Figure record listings
-*-*-
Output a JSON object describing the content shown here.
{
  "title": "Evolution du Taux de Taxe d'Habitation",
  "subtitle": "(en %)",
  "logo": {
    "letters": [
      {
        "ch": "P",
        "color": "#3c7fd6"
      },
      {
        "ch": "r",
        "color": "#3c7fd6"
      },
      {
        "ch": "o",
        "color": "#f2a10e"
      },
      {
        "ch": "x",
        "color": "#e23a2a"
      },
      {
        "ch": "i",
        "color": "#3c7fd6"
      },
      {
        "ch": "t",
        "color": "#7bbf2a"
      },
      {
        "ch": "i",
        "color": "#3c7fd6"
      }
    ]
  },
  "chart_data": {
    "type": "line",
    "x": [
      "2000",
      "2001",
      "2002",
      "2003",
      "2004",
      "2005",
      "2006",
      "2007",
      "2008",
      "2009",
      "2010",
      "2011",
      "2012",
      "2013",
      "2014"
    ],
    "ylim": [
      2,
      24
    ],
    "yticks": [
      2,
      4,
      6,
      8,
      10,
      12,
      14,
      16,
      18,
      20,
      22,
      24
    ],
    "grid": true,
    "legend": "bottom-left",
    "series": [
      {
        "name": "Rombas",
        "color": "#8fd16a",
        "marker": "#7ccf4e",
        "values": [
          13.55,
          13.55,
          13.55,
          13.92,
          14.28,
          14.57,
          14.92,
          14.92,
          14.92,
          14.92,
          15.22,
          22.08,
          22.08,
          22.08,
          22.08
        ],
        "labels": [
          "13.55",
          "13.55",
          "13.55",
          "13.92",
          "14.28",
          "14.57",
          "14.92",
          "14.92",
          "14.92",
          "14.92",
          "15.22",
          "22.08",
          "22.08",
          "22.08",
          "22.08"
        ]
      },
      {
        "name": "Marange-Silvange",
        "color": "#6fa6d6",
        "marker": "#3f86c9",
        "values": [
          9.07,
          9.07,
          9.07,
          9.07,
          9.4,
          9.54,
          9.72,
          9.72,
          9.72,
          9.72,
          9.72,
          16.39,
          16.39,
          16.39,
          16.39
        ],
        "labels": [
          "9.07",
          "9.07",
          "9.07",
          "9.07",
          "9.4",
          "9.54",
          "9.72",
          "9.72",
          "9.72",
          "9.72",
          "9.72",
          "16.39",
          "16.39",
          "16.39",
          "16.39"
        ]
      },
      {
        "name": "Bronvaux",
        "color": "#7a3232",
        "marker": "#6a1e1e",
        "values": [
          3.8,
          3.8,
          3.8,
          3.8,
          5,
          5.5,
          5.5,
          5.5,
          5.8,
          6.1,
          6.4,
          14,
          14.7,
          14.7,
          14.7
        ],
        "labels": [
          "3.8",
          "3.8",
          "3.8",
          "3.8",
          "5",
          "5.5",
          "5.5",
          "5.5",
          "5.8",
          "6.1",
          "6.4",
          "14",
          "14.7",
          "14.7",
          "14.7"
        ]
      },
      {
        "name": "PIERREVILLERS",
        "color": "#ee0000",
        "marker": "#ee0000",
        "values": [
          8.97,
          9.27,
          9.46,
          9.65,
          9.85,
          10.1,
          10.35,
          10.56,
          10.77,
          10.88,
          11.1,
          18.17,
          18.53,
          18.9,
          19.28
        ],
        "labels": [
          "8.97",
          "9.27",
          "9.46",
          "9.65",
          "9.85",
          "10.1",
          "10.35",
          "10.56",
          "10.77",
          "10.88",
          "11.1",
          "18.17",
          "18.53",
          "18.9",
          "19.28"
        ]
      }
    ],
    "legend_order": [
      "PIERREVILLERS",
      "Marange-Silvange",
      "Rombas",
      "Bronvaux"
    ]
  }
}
-*-*-
Show every line where the string "Silvange" appears.

        "name": "Marange-Silvange",
      "Marange-Silvange",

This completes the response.